The problem
Print the entries that appear below, exactly as written and without their pictures.

Data for processing
----
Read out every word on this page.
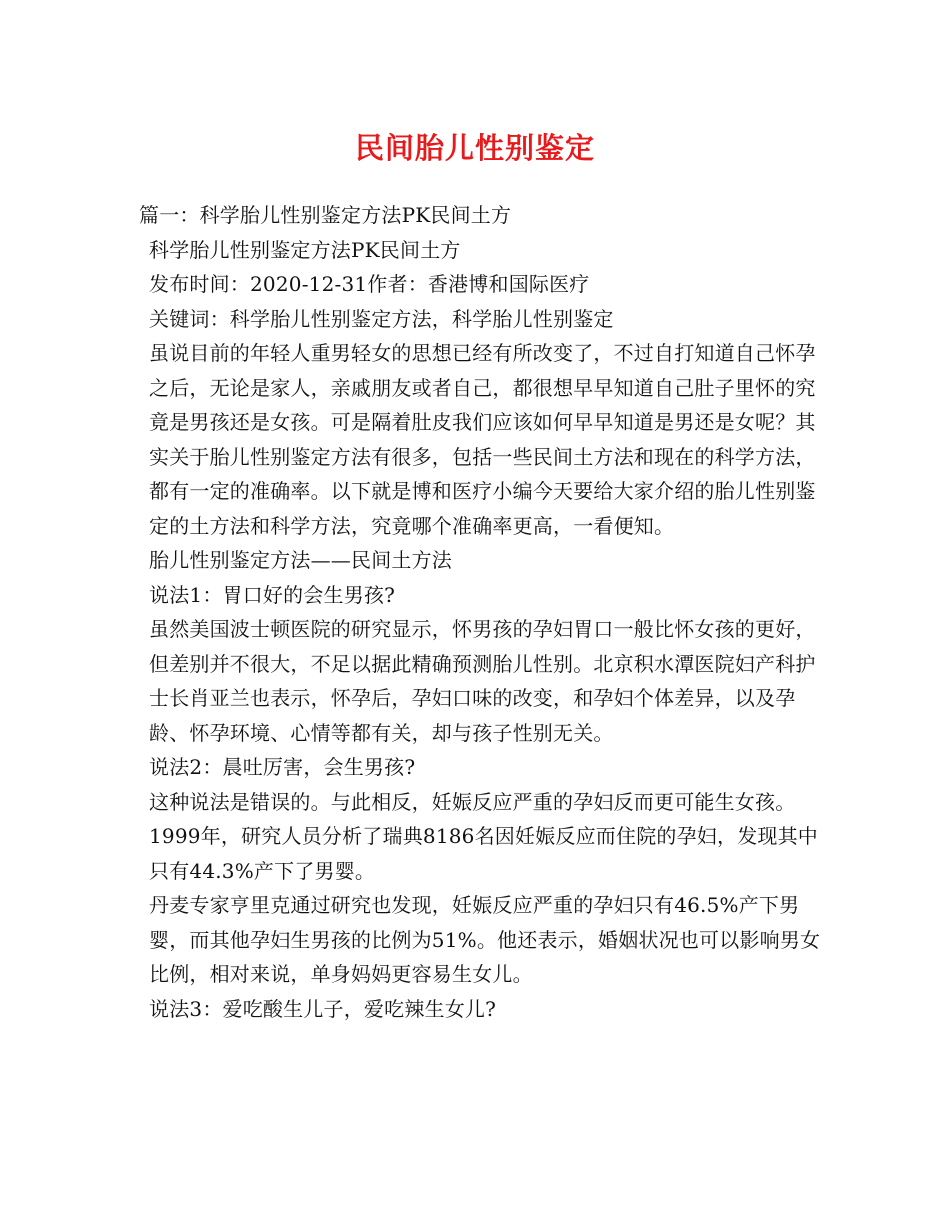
民间胎儿性别鉴定

篇一：科学胎儿性别鉴定方法PK民间土方

科学胎儿性别鉴定方法PK民间土方

发布时间：2020-12-31作者：香港博和国际医疗

关键词：科学胎儿性别鉴定方法，科学胎儿性别鉴定

虽说目前的年轻人重男轻女的思想已经有所改变了，不过自打知道自己怀孕之后，无论是家人，亲戚朋友或者自己，都很想早早知道自己肚子里怀的究竟是男孩还是女孩。可是隔着肚皮我们应该如何早早知道是男还是女呢？其实关于胎儿性别鉴定方法有很多，包括一些民间土方法和现在的科学方法，都有一定的准确率。以下就是博和医疗小编今天要给大家介绍的胎儿性别鉴定的土方法和科学方法，究竟哪个准确率更高，一看便知。

胎儿性别鉴定方法——民间土方法

说法1：胃口好的会生男孩?

虽然美国波士顿医院的研究显示，怀男孩的孕妇胃口一般比怀女孩的更好，但差别并不很大，不足以据此精确预测胎儿性别。北京积水潭医院妇产科护士长肖亚兰也表示，怀孕后，孕妇口味的改变，和孕妇个体差异，以及孕龄、怀孕环境、心情等都有关，却与孩子性别无关。

说法2：晨吐厉害，会生男孩?

这种说法是错误的。与此相反，妊娠反应严重的孕妇反而更可能生女孩。1999年，研究人员分析了瑞典8186名因妊娠反应而住院的孕妇，发现其中只有44.3%产下了男婴。

丹麦专家亨里克通过研究也发现，妊娠反应严重的孕妇只有46.5%产下男婴，而其他孕妇生男孩的比例为51%。他还表示，婚姻状况也可以影响男女比例，相对来说，单身妈妈更容易生女儿。

说法3：爱吃酸生儿子，爱吃辣生女儿?
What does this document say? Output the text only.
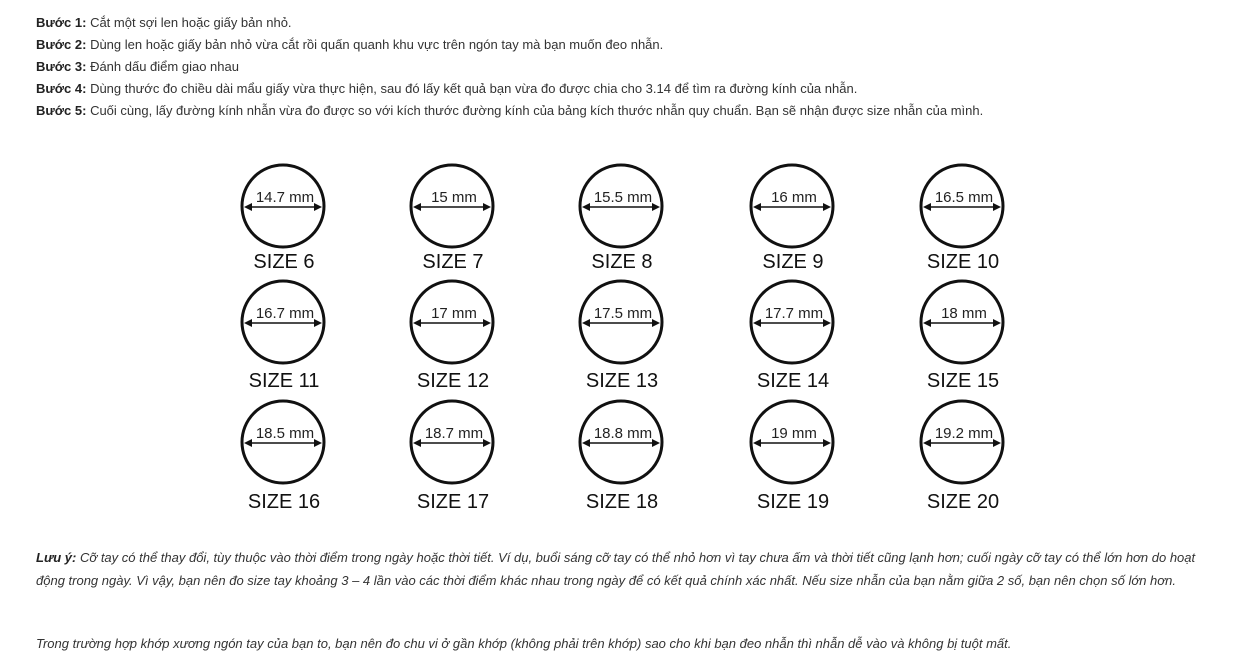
Bước 1: Cắt một sợi len hoặc giấy bản nhỏ.
Bước 2: Dùng len hoặc giấy bản nhỏ vừa cắt rồi quấn quanh khu vực trên ngón tay mà bạn muốn đeo nhẫn.
Bước 3: Đánh dấu điểm giao nhau
Bước 4: Dùng thước đo chiều dài mẩu giấy vừa thực hiện, sau đó lấy kết quả bạn vừa đo được chia cho 3.14 để tìm ra đường kính của nhẫn.
Bước 5: Cuối cùng, lấy đường kính nhẫn vừa đo được so với kích thước đường kính của bảng kích thước nhẫn quy chuẩn. Bạn sẽ nhận được size nhẫn của mình.
14.7 mm
SIZE 6
15 mm
SIZE 7
15.5 mm
SIZE 8
16 mm
SIZE 9
16.5 mm
SIZE 10
16.7 mm
SIZE 11
17 mm
SIZE 12
17.5 mm
SIZE 13
17.7 mm
SIZE 14
18 mm
SIZE 15
18.5 mm
SIZE 16
18.7 mm
SIZE 17
18.8 mm
SIZE 18
19 mm
SIZE 19
19.2 mm
SIZE 20
Lưu ý: Cỡ tay có thể thay đổi, tùy thuộc vào thời điểm trong ngày hoặc thời tiết. Ví dụ, buổi sáng cỡ tay có thể nhỏ hơn vì tay chưa ấm và thời tiết cũng lạnh hơn; cuối ngày cỡ tay có thể lớn hơn do hoạt động trong ngày. Vì vậy, bạn nên đo size tay khoảng 3 – 4 lần vào các thời điểm khác nhau trong ngày để có kết quả chính xác nhất. Nếu size nhẫn của bạn nằm giữa 2 số, bạn nên chọn số lớn hơn.
Trong trường hợp khớp xương ngón tay của bạn to, bạn nên đo chu vi ở gần khớp (không phải trên khớp) sao cho khi bạn đeo nhẫn thì nhẫn dễ vào và không bị tuột mất.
----
Completed task
Read out every word on this page.
民间胎儿性别鉴定

篇一：科学胎儿性别鉴定方法PK民间土方

科学胎儿性别鉴定方法PK民间土方

发布时间：2020-12-31作者：香港博和国际医疗

关键词：科学胎儿性别鉴定方法，科学胎儿性别鉴定

虽说目前的年轻人重男轻女的思想已经有所改变了，不过自打知道自己怀孕之后，无论是家人，亲戚朋友或者自己，都很想早早知道自己肚子里怀的究竟是男孩还是女孩。可是隔着肚皮我们应该如何早早知道是男还是女呢？其实关于胎儿性别鉴定方法有很多，包括一些民间土方法和现在的科学方法，都有一定的准确率。以下就是博和医疗小编今天要给大家介绍的胎儿性别鉴定的土方法和科学方法，究竟哪个准确率更高，一看便知。

胎儿性别鉴定方法——民间土方法

说法1：胃口好的会生男孩?

虽然美国波士顿医院的研究显示，怀男孩的孕妇胃口一般比怀女孩的更好，但差别并不很大，不足以据此精确预测胎儿性别。北京积水潭医院妇产科护士长肖亚兰也表示，怀孕后，孕妇口味的改变，和孕妇个体差异，以及孕龄、怀孕环境、心情等都有关，却与孩子性别无关。

说法2：晨吐厉害，会生男孩?

这种说法是错误的。与此相反，妊娠反应严重的孕妇反而更可能生女孩。1999年，研究人员分析了瑞典8186名因妊娠反应而住院的孕妇，发现其中只有44.3%产下了男婴。

丹麦专家亨里克通过研究也发现，妊娠反应严重的孕妇只有46.5%产下男婴，而其他孕妇生男孩的比例为51%。他还表示，婚姻状况也可以影响男女比例，相对来说，单身妈妈更容易生女儿。

说法3：爱吃酸生儿子，爱吃辣生女儿?
What does this document say? Output the text only.
Bước 1: Cắt một sợi len hoặc giấy bản nhỏ.
Bước 2: Dùng len hoặc giấy bản nhỏ vừa cắt rồi quấn quanh khu vực trên ngón tay mà bạn muốn đeo nhẫn.
Bước 3: Đánh dấu điểm giao nhau
Bước 4: Dùng thước đo chiều dài mẩu giấy vừa thực hiện, sau đó lấy kết quả bạn vừa đo được chia cho 3.14 để tìm ra đường kính của nhẫn.
Bước 5: Cuối cùng, lấy đường kính nhẫn vừa đo được so với kích thước đường kính của bảng kích thước nhẫn quy chuẩn. Bạn sẽ nhận được size nhẫn của mình.
14.7 mm
SIZE 6
15 mm
SIZE 7
15.5 mm
SIZE 8
16 mm
SIZE 9
16.5 mm
SIZE 10
16.7 mm
SIZE 11
17 mm
SIZE 12
17.5 mm
SIZE 13
17.7 mm
SIZE 14
18 mm
SIZE 15
18.5 mm
SIZE 16
18.7 mm
SIZE 17
18.8 mm
SIZE 18
19 mm
SIZE 19
19.2 mm
SIZE 20
Lưu ý: Cỡ tay có thể thay đổi, tùy thuộc vào thời điểm trong ngày hoặc thời tiết. Ví dụ, buổi sáng cỡ tay có thể nhỏ hơn vì tay chưa ấm và thời tiết cũng lạnh hơn; cuối ngày cỡ tay có thể lớn hơn do hoạt động trong ngày. Vì vậy, bạn nên đo size tay khoảng 3 – 4 lần vào các thời điểm khác nhau trong ngày để có kết quả chính xác nhất. Nếu size nhẫn của bạn nằm giữa 2 số, bạn nên chọn số lớn hơn.
Trong trường hợp khớp xương ngón tay của bạn to, bạn nên đo chu vi ở gần khớp (không phải trên khớp) sao cho khi bạn đeo nhẫn thì nhẫn dễ vào và không bị tuột mất.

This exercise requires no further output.